● **Written request**
Transcribe all the records exactly and omit any images they hold.

● **Input material**
···

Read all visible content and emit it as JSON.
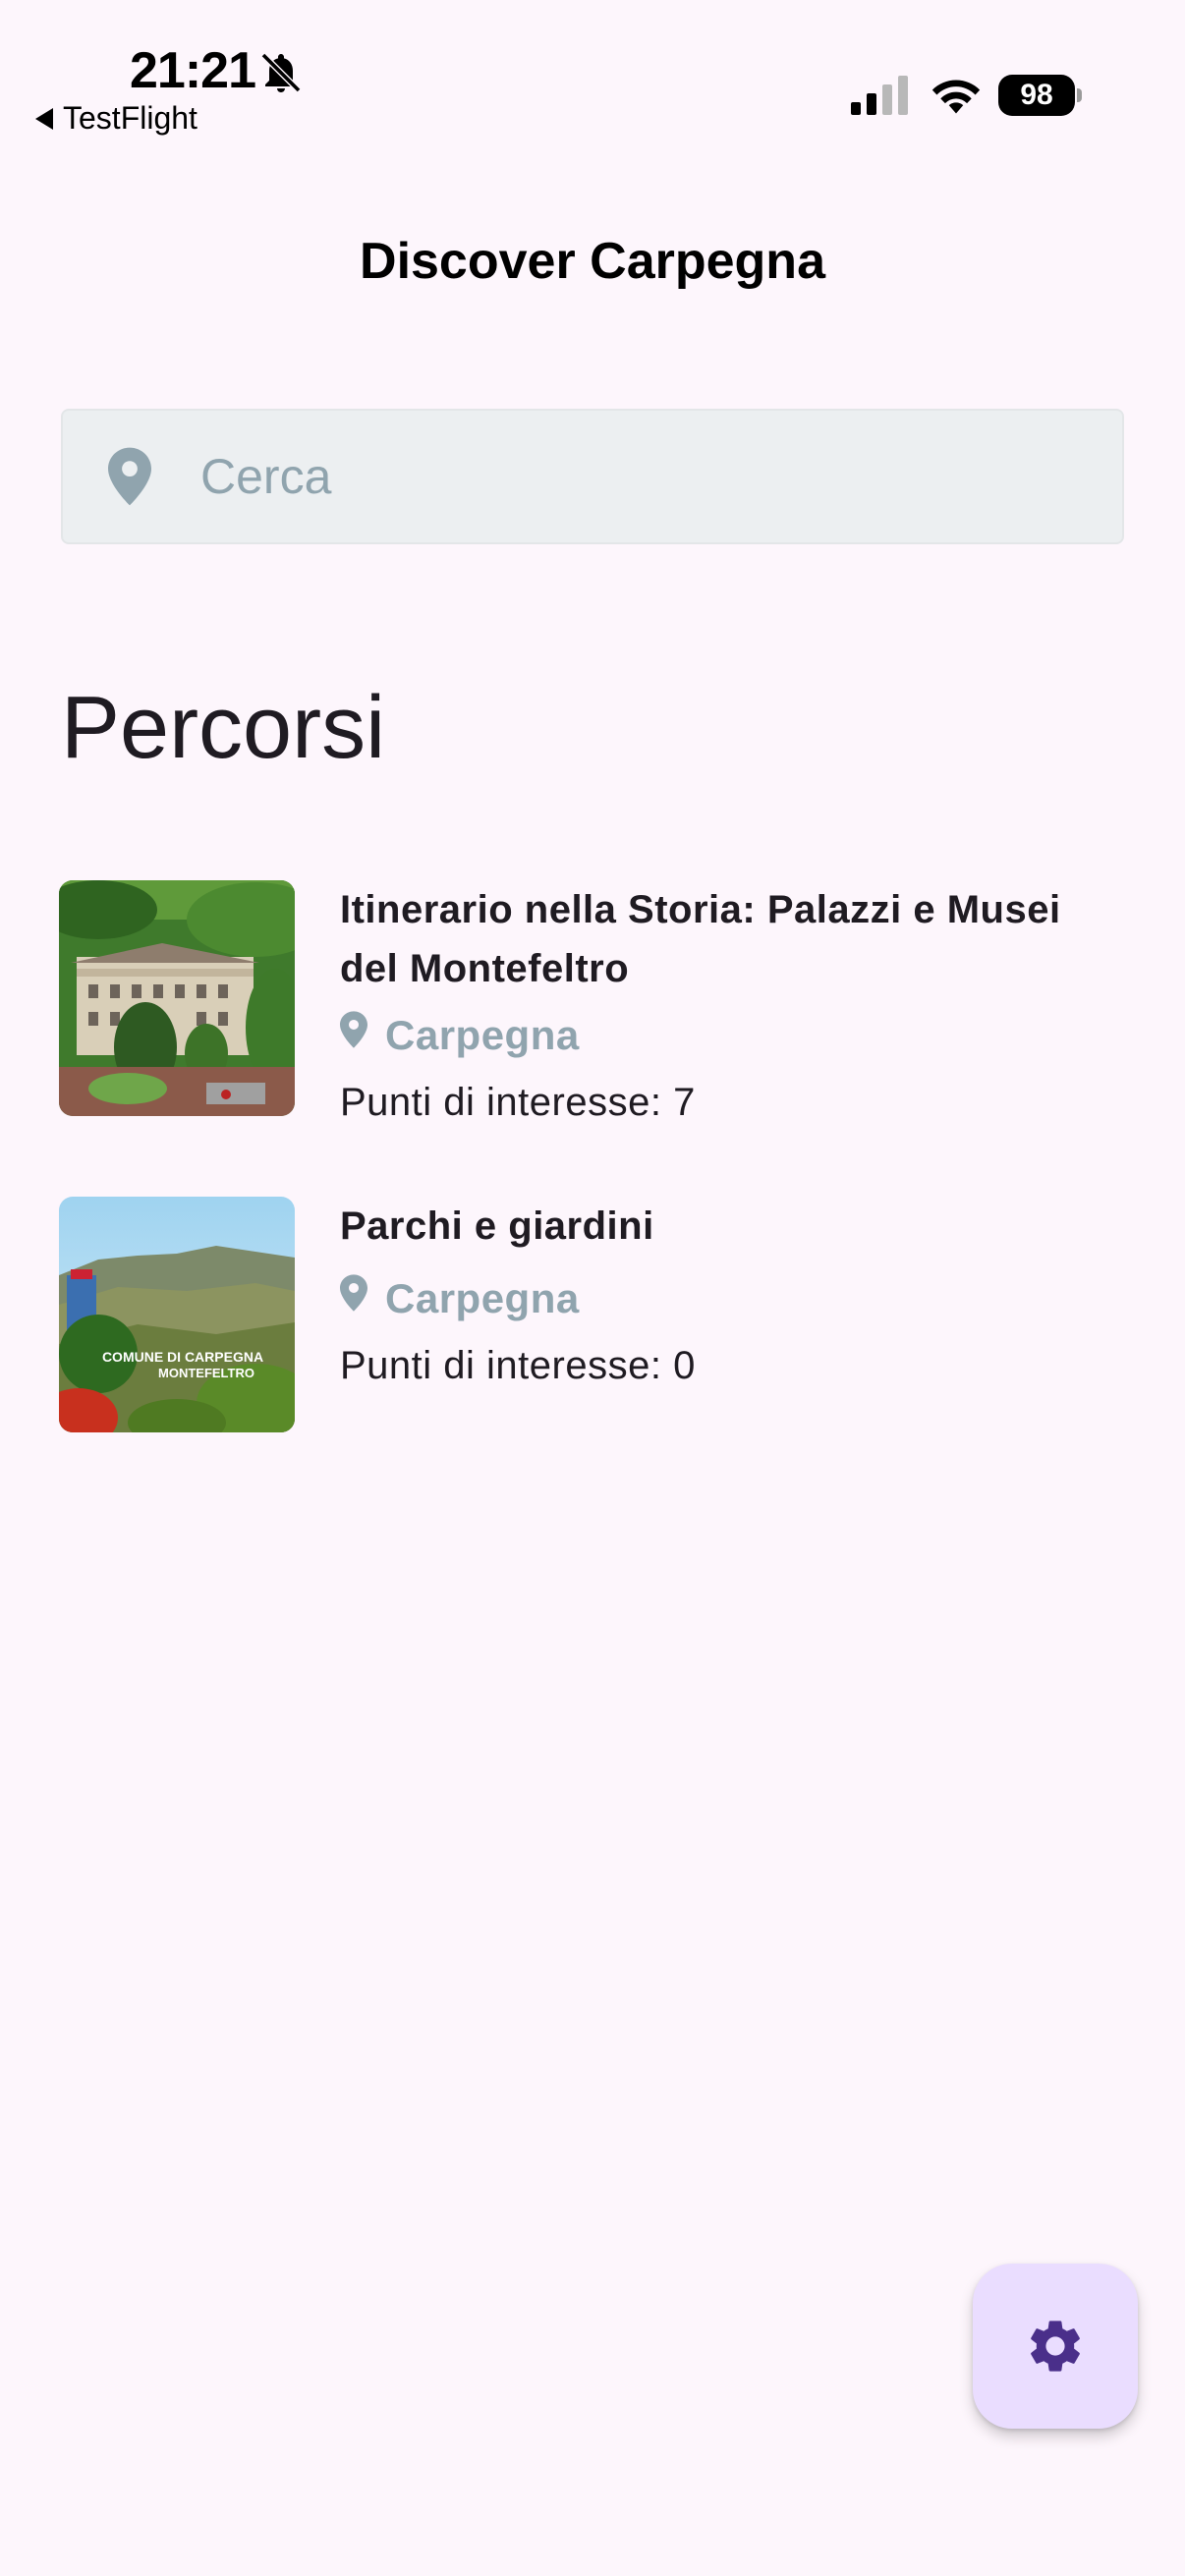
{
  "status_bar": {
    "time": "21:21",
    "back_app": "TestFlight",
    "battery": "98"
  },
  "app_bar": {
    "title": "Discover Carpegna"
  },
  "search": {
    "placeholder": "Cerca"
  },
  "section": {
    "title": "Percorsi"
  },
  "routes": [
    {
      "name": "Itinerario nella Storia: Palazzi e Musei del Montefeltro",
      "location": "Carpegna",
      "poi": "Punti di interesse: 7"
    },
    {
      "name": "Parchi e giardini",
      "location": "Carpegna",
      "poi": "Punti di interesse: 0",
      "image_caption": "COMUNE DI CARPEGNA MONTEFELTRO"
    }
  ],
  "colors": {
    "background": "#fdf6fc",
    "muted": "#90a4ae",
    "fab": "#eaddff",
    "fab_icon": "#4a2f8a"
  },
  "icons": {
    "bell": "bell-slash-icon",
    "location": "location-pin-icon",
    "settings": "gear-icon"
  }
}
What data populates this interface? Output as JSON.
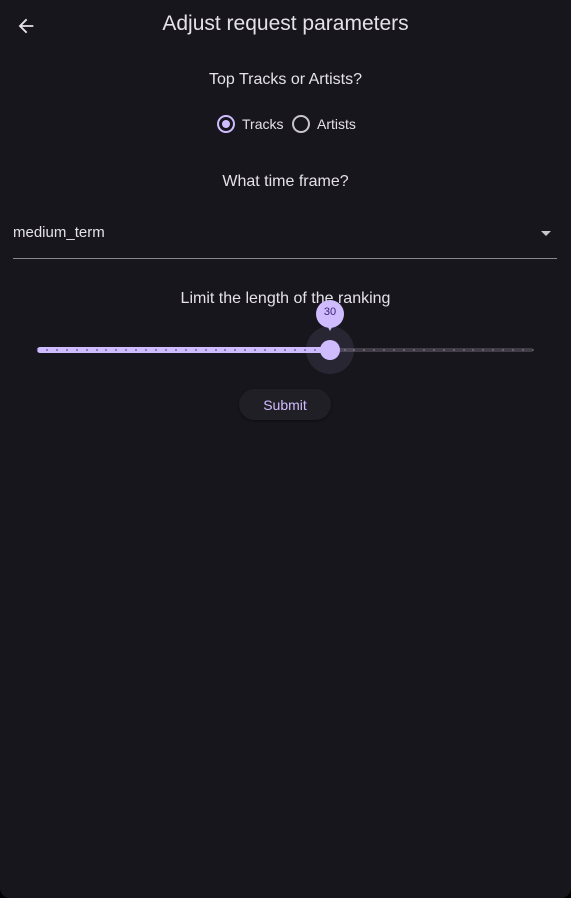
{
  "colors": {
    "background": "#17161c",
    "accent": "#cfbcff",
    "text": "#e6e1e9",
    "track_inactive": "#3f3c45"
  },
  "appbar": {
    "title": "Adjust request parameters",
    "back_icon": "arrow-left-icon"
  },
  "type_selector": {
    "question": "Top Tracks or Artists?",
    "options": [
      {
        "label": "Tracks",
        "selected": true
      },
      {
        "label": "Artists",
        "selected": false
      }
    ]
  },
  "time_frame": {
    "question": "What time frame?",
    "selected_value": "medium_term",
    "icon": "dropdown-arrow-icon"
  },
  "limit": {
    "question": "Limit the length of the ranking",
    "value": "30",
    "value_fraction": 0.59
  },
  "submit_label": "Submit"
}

···

● **Expected output**
Read all visible content and emit it as JSON.
{
  "status_bar": {
    "time": "21:21",
    "back_app": "TestFlight",
    "battery": "98"
  },
  "app_bar": {
    "title": "Discover Carpegna"
  },
  "search": {
    "placeholder": "Cerca"
  },
  "section": {
    "title": "Percorsi"
  },
  "routes": [
    {
      "name": "Itinerario nella Storia: Palazzi e Musei del Montefeltro",
      "location": "Carpegna",
      "poi": "Punti di interesse: 7"
    },
    {
      "name": "Parchi e giardini",
      "location": "Carpegna",
      "poi": "Punti di interesse: 0",
      "image_caption": "COMUNE DI CARPEGNA MONTEFELTRO"
    }
  ],
  "colors": {
    "background": "#fdf6fc",
    "muted": "#90a4ae",
    "fab": "#eaddff",
    "fab_icon": "#4a2f8a"
  },
  "icons": {
    "bell": "bell-slash-icon",
    "location": "location-pin-icon",
    "settings": "gear-icon"
  }
}
What data populates this interface? Output as JSON.
{
  "colors": {
    "background": "#17161c",
    "accent": "#cfbcff",
    "text": "#e6e1e9",
    "track_inactive": "#3f3c45"
  },
  "appbar": {
    "title": "Adjust request parameters",
    "back_icon": "arrow-left-icon"
  },
  "type_selector": {
    "question": "Top Tracks or Artists?",
    "options": [
      {
        "label": "Tracks",
        "selected": true
      },
      {
        "label": "Artists",
        "selected": false
      }
    ]
  },
  "time_frame": {
    "question": "What time frame?",
    "selected_value": "medium_term",
    "icon": "dropdown-arrow-icon"
  },
  "limit": {
    "question": "Limit the length of the ranking",
    "value": "30",
    "value_fraction": 0.59
  },
  "submit_label": "Submit"
}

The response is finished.